> MATERIAL FOR THIS EXERCISE
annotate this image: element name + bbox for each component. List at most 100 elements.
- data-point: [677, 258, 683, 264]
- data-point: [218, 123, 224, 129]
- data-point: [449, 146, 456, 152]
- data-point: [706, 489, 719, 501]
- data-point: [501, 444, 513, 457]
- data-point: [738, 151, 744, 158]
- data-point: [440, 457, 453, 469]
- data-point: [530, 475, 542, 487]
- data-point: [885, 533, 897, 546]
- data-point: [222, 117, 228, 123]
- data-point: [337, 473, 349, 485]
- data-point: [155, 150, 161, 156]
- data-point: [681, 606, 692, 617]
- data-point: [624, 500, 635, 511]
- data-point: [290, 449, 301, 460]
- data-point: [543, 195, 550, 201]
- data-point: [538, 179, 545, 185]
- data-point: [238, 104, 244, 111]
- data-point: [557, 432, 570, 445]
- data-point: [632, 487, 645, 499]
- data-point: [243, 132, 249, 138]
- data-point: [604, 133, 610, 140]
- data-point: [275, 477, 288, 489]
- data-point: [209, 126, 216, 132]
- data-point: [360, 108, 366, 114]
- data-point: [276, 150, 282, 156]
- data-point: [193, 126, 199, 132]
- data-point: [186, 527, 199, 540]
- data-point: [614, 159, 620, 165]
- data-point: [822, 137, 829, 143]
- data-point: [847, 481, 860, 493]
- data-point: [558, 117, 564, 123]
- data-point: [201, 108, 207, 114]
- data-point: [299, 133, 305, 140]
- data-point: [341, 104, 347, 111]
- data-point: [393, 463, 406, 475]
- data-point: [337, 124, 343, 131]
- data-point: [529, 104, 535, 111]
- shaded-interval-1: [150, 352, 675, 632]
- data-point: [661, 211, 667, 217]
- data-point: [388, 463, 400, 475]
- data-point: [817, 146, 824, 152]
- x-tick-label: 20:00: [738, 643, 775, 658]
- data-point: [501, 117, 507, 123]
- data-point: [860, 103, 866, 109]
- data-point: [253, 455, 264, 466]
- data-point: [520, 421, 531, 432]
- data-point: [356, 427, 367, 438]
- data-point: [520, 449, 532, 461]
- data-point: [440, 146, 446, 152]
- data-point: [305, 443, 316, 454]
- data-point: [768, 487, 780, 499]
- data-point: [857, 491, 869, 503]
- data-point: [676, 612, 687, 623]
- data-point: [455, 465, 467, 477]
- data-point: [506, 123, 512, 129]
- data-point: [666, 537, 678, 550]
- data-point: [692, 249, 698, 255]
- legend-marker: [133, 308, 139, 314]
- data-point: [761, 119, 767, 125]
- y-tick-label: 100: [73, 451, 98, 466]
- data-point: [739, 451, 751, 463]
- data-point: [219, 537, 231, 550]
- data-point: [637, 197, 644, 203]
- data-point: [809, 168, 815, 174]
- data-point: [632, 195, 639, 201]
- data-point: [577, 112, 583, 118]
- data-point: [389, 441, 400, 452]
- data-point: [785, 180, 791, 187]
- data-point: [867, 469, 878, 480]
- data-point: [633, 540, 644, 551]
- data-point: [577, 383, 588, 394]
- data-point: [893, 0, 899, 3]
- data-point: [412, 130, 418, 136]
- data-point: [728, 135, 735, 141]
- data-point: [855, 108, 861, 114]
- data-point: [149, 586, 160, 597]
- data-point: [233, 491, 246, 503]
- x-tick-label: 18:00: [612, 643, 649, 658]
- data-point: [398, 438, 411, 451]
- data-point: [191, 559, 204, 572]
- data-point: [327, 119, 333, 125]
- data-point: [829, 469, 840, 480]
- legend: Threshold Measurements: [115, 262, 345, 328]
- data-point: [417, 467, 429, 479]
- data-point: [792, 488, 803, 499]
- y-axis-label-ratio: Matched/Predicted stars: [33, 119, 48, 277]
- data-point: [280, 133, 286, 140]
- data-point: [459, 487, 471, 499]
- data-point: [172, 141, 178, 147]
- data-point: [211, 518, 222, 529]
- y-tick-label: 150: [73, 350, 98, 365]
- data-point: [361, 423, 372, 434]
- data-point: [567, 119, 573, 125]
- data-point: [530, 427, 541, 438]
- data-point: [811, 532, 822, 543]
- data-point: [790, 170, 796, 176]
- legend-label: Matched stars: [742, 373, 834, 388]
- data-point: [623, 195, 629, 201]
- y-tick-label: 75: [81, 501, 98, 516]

> DIRECTIONS
Give the listing again, substituting "legend-text" for "legend-label" wherever it appears and changing nothing else.

> EXERCISE SOLUTION
annotate this image: element name + bbox for each component. List at most 100 elements.
- data-point: [677, 258, 683, 264]
- data-point: [218, 123, 224, 129]
- data-point: [449, 146, 456, 152]
- data-point: [706, 489, 719, 501]
- data-point: [501, 444, 513, 457]
- data-point: [738, 151, 744, 158]
- data-point: [440, 457, 453, 469]
- data-point: [530, 475, 542, 487]
- data-point: [885, 533, 897, 546]
- data-point: [222, 117, 228, 123]
- data-point: [337, 473, 349, 485]
- data-point: [155, 150, 161, 156]
- data-point: [681, 606, 692, 617]
- data-point: [624, 500, 635, 511]
- data-point: [290, 449, 301, 460]
- data-point: [543, 195, 550, 201]
- data-point: [538, 179, 545, 185]
- data-point: [238, 104, 244, 111]
- data-point: [557, 432, 570, 445]
- data-point: [632, 487, 645, 499]
- data-point: [243, 132, 249, 138]
- data-point: [604, 133, 610, 140]
- data-point: [275, 477, 288, 489]
- data-point: [209, 126, 216, 132]
- data-point: [360, 108, 366, 114]
- data-point: [276, 150, 282, 156]
- data-point: [193, 126, 199, 132]
- data-point: [186, 527, 199, 540]
- data-point: [614, 159, 620, 165]
- data-point: [822, 137, 829, 143]
- data-point: [847, 481, 860, 493]
- data-point: [558, 117, 564, 123]
- data-point: [201, 108, 207, 114]
- data-point: [299, 133, 305, 140]
- data-point: [341, 104, 347, 111]
- data-point: [393, 463, 406, 475]
- data-point: [337, 124, 343, 131]
- data-point: [529, 104, 535, 111]
- shaded-interval-1: [150, 352, 675, 632]
- data-point: [661, 211, 667, 217]
- data-point: [388, 463, 400, 475]
- data-point: [817, 146, 824, 152]
- x-tick-label: 20:00: [738, 643, 775, 658]
- data-point: [501, 117, 507, 123]
- data-point: [860, 103, 866, 109]
- data-point: [253, 455, 264, 466]
- data-point: [520, 421, 531, 432]
- data-point: [356, 427, 367, 438]
- data-point: [520, 449, 532, 461]
- data-point: [440, 146, 446, 152]
- data-point: [305, 443, 316, 454]
- data-point: [768, 487, 780, 499]
- data-point: [857, 491, 869, 503]
- data-point: [676, 612, 687, 623]
- data-point: [455, 465, 467, 477]
- data-point: [506, 123, 512, 129]
- data-point: [666, 537, 678, 550]
- data-point: [692, 249, 698, 255]
- legend-marker: [133, 308, 139, 314]
- data-point: [761, 119, 767, 125]
- y-tick-label: 100: [73, 451, 98, 466]
- data-point: [739, 451, 751, 463]
- data-point: [219, 537, 231, 550]
- data-point: [637, 197, 644, 203]
- data-point: [809, 168, 815, 174]
- data-point: [632, 195, 639, 201]
- data-point: [577, 112, 583, 118]
- data-point: [389, 441, 400, 452]
- data-point: [785, 180, 791, 187]
- data-point: [867, 469, 878, 480]
- data-point: [633, 540, 644, 551]
- data-point: [577, 383, 588, 394]
- data-point: [893, 0, 899, 3]
- data-point: [412, 130, 418, 136]
- data-point: [728, 135, 735, 141]
- data-point: [855, 108, 861, 114]
- data-point: [149, 586, 160, 597]
- data-point: [233, 491, 246, 503]
- x-tick-label: 18:00: [612, 643, 649, 658]
- data-point: [398, 438, 411, 451]
- data-point: [191, 559, 204, 572]
- data-point: [327, 119, 333, 125]
- data-point: [829, 469, 840, 480]
- legend: Threshold Measurements: [115, 262, 345, 328]
- data-point: [417, 467, 429, 479]
- data-point: [792, 488, 803, 499]
- y-axis-label-ratio: Matched/Predicted stars: [33, 119, 48, 277]
- data-point: [280, 133, 286, 140]
- data-point: [459, 487, 471, 499]
- data-point: [172, 141, 178, 147]
- data-point: [211, 518, 222, 529]
- y-tick-label: 150: [73, 350, 98, 365]
- data-point: [361, 423, 372, 434]
- data-point: [567, 119, 573, 125]
- data-point: [530, 427, 541, 438]
- data-point: [811, 532, 822, 543]
- data-point: [790, 170, 796, 176]
- legend-text: Matched stars: [742, 373, 834, 388]
- data-point: [623, 195, 629, 201]
- y-tick-label: 75: [81, 501, 98, 516]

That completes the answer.